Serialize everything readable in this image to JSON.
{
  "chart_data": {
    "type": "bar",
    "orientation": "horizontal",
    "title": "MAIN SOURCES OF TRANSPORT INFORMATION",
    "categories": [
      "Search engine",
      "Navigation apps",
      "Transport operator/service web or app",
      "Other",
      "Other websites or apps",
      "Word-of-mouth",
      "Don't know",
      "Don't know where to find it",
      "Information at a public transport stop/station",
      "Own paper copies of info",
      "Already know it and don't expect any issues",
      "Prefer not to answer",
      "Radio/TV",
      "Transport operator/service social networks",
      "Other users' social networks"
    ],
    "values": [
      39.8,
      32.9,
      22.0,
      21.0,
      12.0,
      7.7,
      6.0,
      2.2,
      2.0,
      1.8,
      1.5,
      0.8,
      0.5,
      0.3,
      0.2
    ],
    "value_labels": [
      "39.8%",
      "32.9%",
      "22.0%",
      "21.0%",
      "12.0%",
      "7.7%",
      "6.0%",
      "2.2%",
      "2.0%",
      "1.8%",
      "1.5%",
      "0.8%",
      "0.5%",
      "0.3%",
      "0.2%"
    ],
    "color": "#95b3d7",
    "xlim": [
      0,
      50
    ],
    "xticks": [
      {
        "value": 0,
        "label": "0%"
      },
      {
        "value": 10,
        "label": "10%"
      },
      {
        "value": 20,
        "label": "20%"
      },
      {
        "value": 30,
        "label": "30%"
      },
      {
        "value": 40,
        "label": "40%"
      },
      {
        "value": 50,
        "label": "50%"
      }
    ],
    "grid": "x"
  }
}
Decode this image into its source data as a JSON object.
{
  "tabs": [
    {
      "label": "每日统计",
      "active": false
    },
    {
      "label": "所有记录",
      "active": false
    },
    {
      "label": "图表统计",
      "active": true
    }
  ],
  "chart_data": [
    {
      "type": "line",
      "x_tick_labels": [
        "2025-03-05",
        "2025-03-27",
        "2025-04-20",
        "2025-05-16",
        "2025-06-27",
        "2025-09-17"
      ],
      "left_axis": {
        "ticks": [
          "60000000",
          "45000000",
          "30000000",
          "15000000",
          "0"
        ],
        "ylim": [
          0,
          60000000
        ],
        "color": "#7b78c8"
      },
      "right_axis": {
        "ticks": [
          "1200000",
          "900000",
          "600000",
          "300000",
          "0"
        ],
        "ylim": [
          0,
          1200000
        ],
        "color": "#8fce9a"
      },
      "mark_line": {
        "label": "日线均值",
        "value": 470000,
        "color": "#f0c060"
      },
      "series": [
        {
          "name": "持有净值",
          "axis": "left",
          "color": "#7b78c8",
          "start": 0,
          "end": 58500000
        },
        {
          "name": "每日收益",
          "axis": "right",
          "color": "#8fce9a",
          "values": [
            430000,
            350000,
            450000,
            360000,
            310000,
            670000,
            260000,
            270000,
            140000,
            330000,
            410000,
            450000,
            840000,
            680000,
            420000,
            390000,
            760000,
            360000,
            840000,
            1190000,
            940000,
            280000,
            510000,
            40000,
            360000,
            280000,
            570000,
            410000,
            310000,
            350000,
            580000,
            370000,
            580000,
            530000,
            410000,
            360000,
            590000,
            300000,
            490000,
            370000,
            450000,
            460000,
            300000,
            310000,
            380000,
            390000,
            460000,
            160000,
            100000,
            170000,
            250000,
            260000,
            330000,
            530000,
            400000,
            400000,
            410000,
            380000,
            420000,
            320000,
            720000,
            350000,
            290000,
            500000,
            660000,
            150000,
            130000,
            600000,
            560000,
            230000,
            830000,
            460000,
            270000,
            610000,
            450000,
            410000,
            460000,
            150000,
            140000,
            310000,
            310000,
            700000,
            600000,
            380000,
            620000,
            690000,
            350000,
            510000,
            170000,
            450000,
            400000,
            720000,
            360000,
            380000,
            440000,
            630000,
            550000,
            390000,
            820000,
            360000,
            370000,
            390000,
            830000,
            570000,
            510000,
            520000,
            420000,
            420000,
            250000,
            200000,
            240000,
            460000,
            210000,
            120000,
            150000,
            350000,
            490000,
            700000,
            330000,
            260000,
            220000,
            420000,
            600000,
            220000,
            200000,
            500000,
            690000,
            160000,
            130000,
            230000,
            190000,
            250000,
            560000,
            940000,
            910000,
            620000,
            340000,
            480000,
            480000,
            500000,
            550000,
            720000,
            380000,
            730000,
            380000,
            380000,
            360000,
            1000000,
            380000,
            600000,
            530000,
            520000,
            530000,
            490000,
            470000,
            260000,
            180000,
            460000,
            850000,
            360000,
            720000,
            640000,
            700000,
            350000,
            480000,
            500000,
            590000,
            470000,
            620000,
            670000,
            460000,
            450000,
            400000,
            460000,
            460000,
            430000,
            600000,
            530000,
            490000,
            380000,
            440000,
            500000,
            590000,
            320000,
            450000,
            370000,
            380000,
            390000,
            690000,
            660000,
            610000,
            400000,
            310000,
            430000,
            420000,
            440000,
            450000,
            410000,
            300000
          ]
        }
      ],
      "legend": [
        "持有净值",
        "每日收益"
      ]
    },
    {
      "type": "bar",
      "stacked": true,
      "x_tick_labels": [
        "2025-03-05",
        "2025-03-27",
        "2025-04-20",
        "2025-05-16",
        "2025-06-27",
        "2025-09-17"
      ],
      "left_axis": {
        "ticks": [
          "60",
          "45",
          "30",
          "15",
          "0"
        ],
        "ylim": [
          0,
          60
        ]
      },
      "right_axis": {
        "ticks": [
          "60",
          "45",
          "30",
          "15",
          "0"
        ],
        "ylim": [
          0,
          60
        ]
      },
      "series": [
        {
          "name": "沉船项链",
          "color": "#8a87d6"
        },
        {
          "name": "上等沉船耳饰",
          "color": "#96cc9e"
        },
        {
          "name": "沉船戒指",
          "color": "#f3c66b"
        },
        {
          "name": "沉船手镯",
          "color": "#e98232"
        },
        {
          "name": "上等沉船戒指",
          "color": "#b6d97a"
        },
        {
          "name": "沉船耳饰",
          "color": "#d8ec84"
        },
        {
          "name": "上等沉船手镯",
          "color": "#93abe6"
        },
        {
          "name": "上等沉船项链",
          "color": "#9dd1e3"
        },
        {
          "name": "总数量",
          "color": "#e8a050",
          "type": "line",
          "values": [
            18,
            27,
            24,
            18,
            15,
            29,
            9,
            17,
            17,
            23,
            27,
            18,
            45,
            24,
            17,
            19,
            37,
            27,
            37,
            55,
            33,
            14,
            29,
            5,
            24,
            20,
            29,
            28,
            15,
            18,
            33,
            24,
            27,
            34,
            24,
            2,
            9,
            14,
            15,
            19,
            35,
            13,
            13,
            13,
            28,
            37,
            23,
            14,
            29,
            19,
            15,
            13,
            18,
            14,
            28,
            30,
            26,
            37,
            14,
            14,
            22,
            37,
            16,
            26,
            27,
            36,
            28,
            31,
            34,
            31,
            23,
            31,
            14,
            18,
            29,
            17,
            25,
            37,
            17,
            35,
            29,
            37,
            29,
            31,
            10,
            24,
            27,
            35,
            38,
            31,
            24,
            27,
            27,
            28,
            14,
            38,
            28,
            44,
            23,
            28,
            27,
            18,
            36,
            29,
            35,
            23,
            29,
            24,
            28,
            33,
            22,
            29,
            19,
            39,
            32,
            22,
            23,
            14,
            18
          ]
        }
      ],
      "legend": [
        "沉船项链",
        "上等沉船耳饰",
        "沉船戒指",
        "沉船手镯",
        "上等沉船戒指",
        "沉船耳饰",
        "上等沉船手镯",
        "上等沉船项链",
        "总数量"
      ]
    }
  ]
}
----------
# GOAL
For each line above that contains the word "networks", copy that line.

# FINISHED EXERCISE
      "Transport operator/service social networks",
      "Other users' social networks"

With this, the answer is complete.